* Exercise instructions *
Reproduce all entries precisely as they are written.

* The input *

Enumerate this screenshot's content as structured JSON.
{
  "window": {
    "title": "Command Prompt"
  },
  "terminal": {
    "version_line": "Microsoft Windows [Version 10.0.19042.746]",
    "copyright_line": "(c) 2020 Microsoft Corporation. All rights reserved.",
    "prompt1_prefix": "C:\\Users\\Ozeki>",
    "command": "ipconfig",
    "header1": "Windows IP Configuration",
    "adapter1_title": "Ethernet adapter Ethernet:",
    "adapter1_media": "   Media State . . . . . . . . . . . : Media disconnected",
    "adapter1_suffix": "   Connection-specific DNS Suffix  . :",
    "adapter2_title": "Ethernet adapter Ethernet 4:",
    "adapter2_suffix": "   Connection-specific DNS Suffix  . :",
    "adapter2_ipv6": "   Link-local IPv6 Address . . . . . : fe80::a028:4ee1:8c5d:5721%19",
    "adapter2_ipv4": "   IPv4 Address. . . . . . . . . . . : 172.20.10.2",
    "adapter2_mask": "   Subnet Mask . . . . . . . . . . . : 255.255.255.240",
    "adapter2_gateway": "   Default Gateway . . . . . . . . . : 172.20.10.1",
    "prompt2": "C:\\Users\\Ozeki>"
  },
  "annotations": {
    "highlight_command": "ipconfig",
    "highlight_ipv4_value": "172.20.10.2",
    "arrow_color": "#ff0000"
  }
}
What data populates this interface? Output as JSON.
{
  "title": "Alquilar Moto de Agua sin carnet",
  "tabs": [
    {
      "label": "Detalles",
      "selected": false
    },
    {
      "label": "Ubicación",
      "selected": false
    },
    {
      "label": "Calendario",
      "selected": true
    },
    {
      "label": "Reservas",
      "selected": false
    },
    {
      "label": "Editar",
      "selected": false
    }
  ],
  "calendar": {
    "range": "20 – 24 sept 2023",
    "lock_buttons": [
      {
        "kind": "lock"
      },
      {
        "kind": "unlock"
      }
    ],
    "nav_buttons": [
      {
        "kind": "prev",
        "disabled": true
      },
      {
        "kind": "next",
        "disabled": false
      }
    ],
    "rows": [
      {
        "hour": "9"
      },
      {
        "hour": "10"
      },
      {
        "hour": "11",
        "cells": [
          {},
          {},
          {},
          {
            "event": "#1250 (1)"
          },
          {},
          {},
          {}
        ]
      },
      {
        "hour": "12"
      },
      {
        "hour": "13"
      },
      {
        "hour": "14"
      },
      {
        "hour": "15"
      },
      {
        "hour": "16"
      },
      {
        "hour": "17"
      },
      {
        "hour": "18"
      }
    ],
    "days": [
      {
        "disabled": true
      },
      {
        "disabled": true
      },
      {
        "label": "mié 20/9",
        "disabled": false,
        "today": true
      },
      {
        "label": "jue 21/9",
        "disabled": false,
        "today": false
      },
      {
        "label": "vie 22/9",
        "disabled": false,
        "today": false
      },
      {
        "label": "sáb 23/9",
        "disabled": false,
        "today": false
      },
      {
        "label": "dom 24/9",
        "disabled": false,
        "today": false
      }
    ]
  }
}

* Solution to this problem *
Enumerate this screenshot's content as structured JSON.
{
  "window": {
    "title": "Command Prompt"
  },
  "terminal": {
    "version_line": "Microsoft Windows [Version 10.0.19042.746]",
    "copyright_line": "(c) 2020 Microsoft Corporation. All rights reserved.",
    "prompt1_prefix": "C:\\Users\\Ozeki>",
    "command": "ipconfig",
    "header1": "Windows IP Configuration",
    "adapter1_title": "Ethernet adapter Ethernet:",
    "adapter1_media": "   Media State . . . . . . . . . . . : Media disconnected",
    "adapter1_suffix": "   Connection-specific DNS Suffix  . :",
    "adapter2_title": "Ethernet adapter Ethernet 4:",
    "adapter2_suffix": "   Connection-specific DNS Suffix  . :",
    "adapter2_ipv6": "   Link-local IPv6 Address . . . . . : fe80::a028:4ee1:8c5d:5721%19",
    "adapter2_ipv4": "   IPv4 Address. . . . . . . . . . . : 172.20.10.2",
    "adapter2_mask": "   Subnet Mask . . . . . . . . . . . : 255.255.255.240",
    "adapter2_gateway": "   Default Gateway . . . . . . . . . : 172.20.10.1",
    "prompt2": "C:\\Users\\Ozeki>"
  },
  "annotations": {
    "highlight_command": "ipconfig",
    "highlight_ipv4_value": "172.20.10.2",
    "arrow_color": "#ff0000"
  }
}
What data populates this interface? Output as JSON.
{
  "title": "Alquilar Moto de Agua sin carnet",
  "tabs": [
    {
      "label": "Detalles",
      "selected": false
    },
    {
      "label": "Ubicación",
      "selected": false
    },
    {
      "label": "Calendario",
      "selected": true
    },
    {
      "label": "Reservas",
      "selected": false
    },
    {
      "label": "Editar",
      "selected": false
    }
  ],
  "calendar": {
    "range": "20 – 24 sept 2023",
    "lock_buttons": [
      {
        "kind": "lock"
      },
      {
        "kind": "unlock"
      }
    ],
    "nav_buttons": [
      {
        "kind": "prev",
        "disabled": true
      },
      {
        "kind": "next",
        "disabled": false
      }
    ],
    "rows": [
      {
        "hour": "9"
      },
      {
        "hour": "10"
      },
      {
        "hour": "11",
        "cells": [
          {},
          {},
          {},
          {
            "event": "#1250 (1)"
          },
          {},
          {},
          {}
        ]
      },
      {
        "hour": "12"
      },
      {
        "hour": "13"
      },
      {
        "hour": "14"
      },
      {
        "hour": "15"
      },
      {
        "hour": "16"
      },
      {
        "hour": "17"
      },
      {
        "hour": "18"
      }
    ],
    "days": [
      {
        "disabled": true
      },
      {
        "disabled": true
      },
      {
        "label": "mié 20/9",
        "disabled": false,
        "today": true
      },
      {
        "label": "jue 21/9",
        "disabled": false,
        "today": false
      },
      {
        "label": "vie 22/9",
        "disabled": false,
        "today": false
      },
      {
        "label": "sáb 23/9",
        "disabled": false,
        "today": false
      },
      {
        "label": "dom 24/9",
        "disabled": false,
        "today": false
      }
    ]
  }
}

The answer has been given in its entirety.